▸ **Required work**:
What follows is a set of records, each of which is to be written out exactly.

▸ **Given information**:
- - - - - - -
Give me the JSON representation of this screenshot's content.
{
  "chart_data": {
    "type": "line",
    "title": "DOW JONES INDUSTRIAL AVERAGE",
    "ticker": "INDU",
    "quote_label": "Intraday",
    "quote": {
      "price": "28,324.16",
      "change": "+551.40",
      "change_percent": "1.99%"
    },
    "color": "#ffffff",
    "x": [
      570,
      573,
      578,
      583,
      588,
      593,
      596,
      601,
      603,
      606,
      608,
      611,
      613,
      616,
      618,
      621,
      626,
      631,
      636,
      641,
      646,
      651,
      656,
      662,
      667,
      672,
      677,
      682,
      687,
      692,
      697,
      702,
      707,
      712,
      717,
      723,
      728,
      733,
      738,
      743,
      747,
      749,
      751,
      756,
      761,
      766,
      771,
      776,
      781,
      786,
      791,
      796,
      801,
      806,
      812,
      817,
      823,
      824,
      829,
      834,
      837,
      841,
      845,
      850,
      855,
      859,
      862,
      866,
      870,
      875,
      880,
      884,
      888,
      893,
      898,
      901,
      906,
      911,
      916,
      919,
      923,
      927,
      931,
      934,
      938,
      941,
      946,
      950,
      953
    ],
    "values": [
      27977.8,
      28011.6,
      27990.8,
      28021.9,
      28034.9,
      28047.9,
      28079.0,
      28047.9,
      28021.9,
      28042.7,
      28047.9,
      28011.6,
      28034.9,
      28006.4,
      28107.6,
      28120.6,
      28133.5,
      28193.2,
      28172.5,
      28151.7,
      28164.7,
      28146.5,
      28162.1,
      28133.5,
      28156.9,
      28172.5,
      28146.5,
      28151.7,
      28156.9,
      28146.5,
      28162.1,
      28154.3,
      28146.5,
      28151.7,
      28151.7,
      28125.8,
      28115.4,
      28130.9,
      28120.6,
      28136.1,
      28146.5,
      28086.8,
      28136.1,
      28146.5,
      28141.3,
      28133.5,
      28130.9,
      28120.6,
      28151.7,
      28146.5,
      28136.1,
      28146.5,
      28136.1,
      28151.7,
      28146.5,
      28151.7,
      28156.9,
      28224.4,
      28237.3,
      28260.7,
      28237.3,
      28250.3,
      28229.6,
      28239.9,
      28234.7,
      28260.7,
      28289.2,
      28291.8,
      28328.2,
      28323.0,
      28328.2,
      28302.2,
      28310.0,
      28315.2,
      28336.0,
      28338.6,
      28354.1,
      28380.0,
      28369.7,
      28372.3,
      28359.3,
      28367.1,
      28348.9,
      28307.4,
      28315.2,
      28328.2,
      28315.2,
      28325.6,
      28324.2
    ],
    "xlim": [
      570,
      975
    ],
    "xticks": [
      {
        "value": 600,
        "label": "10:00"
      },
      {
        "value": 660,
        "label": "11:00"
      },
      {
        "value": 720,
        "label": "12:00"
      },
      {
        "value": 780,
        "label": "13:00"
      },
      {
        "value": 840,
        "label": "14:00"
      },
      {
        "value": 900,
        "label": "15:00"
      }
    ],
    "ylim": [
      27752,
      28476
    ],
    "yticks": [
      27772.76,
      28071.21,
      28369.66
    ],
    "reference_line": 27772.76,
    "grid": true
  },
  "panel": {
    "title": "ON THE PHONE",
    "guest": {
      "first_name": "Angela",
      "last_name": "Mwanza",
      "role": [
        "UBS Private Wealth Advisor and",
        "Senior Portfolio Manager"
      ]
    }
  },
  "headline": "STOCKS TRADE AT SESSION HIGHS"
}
- - - - - - -
▸ **Response for this exercise**:
Give me the JSON representation of this screenshot's content.
{
  "chart_data": {
    "type": "line",
    "title": "DOW JONES INDUSTRIAL AVERAGE",
    "ticker": "INDU",
    "quote_label": "Intraday",
    "quote": {
      "price": "28,324.16",
      "change": "+551.40",
      "change_percent": "1.99%"
    },
    "color": "#ffffff",
    "x": [
      570,
      573,
      578,
      583,
      588,
      593,
      596,
      601,
      603,
      606,
      608,
      611,
      613,
      616,
      618,
      621,
      626,
      631,
      636,
      641,
      646,
      651,
      656,
      662,
      667,
      672,
      677,
      682,
      687,
      692,
      697,
      702,
      707,
      712,
      717,
      723,
      728,
      733,
      738,
      743,
      747,
      749,
      751,
      756,
      761,
      766,
      771,
      776,
      781,
      786,
      791,
      796,
      801,
      806,
      812,
      817,
      823,
      824,
      829,
      834,
      837,
      841,
      845,
      850,
      855,
      859,
      862,
      866,
      870,
      875,
      880,
      884,
      888,
      893,
      898,
      901,
      906,
      911,
      916,
      919,
      923,
      927,
      931,
      934,
      938,
      941,
      946,
      950,
      953
    ],
    "values": [
      27977.8,
      28011.6,
      27990.8,
      28021.9,
      28034.9,
      28047.9,
      28079.0,
      28047.9,
      28021.9,
      28042.7,
      28047.9,
      28011.6,
      28034.9,
      28006.4,
      28107.6,
      28120.6,
      28133.5,
      28193.2,
      28172.5,
      28151.7,
      28164.7,
      28146.5,
      28162.1,
      28133.5,
      28156.9,
      28172.5,
      28146.5,
      28151.7,
      28156.9,
      28146.5,
      28162.1,
      28154.3,
      28146.5,
      28151.7,
      28151.7,
      28125.8,
      28115.4,
      28130.9,
      28120.6,
      28136.1,
      28146.5,
      28086.8,
      28136.1,
      28146.5,
      28141.3,
      28133.5,
      28130.9,
      28120.6,
      28151.7,
      28146.5,
      28136.1,
      28146.5,
      28136.1,
      28151.7,
      28146.5,
      28151.7,
      28156.9,
      28224.4,
      28237.3,
      28260.7,
      28237.3,
      28250.3,
      28229.6,
      28239.9,
      28234.7,
      28260.7,
      28289.2,
      28291.8,
      28328.2,
      28323.0,
      28328.2,
      28302.2,
      28310.0,
      28315.2,
      28336.0,
      28338.6,
      28354.1,
      28380.0,
      28369.7,
      28372.3,
      28359.3,
      28367.1,
      28348.9,
      28307.4,
      28315.2,
      28328.2,
      28315.2,
      28325.6,
      28324.2
    ],
    "xlim": [
      570,
      975
    ],
    "xticks": [
      {
        "value": 600,
        "label": "10:00"
      },
      {
        "value": 660,
        "label": "11:00"
      },
      {
        "value": 720,
        "label": "12:00"
      },
      {
        "value": 780,
        "label": "13:00"
      },
      {
        "value": 840,
        "label": "14:00"
      },
      {
        "value": 900,
        "label": "15:00"
      }
    ],
    "ylim": [
      27752,
      28476
    ],
    "yticks": [
      27772.76,
      28071.21,
      28369.66
    ],
    "reference_line": 27772.76,
    "grid": true
  },
  "panel": {
    "title": "ON THE PHONE",
    "guest": {
      "first_name": "Angela",
      "last_name": "Mwanza",
      "role": [
        "UBS Private Wealth Advisor and",
        "Senior Portfolio Manager"
      ]
    }
  },
  "headline": "STOCKS TRADE AT SESSION HIGHS"
}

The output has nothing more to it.